-- Begin --
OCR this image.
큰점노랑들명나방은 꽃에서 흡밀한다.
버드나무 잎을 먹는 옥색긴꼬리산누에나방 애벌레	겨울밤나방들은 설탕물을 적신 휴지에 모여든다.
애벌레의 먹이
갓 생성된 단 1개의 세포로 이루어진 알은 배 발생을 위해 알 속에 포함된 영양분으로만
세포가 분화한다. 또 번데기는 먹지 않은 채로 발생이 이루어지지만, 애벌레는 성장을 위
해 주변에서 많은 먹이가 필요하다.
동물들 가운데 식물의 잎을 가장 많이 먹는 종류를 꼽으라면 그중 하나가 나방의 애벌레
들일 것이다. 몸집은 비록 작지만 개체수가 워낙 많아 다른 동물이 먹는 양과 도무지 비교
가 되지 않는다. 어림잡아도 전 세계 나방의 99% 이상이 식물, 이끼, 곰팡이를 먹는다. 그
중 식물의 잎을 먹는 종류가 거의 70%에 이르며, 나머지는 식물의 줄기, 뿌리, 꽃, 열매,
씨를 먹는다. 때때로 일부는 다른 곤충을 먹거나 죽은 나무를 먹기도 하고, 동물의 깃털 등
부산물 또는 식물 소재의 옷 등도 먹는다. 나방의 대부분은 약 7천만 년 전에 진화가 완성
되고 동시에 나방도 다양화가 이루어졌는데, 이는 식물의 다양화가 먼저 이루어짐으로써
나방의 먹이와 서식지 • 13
-- End --
Each entry above is to be quoted exactly.

* Right answer:
OCR this image.
큰점노랑들명나방은 꽃에서 흡밀한다.
버드나무 잎을 먹는 옥색긴꼬리산누에나방 애벌레	겨울밤나방들은 설탕물을 적신 휴지에 모여든다.
애벌레의 먹이
갓 생성된 단 1개의 세포로 이루어진 알은 배 발생을 위해 알 속에 포함된 영양분으로만
세포가 분화한다. 또 번데기는 먹지 않은 채로 발생이 이루어지지만, 애벌레는 성장을 위
해 주변에서 많은 먹이가 필요하다.
동물들 가운데 식물의 잎을 가장 많이 먹는 종류를 꼽으라면 그중 하나가 나방의 애벌레
들일 것이다. 몸집은 비록 작지만 개체수가 워낙 많아 다른 동물이 먹는 양과 도무지 비교
가 되지 않는다. 어림잡아도 전 세계 나방의 99% 이상이 식물, 이끼, 곰팡이를 먹는다. 그
중 식물의 잎을 먹는 종류가 거의 70%에 이르며, 나머지는 식물의 줄기, 뿌리, 꽃, 열매,
씨를 먹는다. 때때로 일부는 다른 곤충을 먹거나 죽은 나무를 먹기도 하고, 동물의 깃털 등
부산물 또는 식물 소재의 옷 등도 먹는다. 나방의 대부분은 약 7천만 년 전에 진화가 완성
되고 동시에 나방도 다양화가 이루어졌는데, 이는 식물의 다양화가 먼저 이루어짐으로써
나방의 먹이와 서식지 • 13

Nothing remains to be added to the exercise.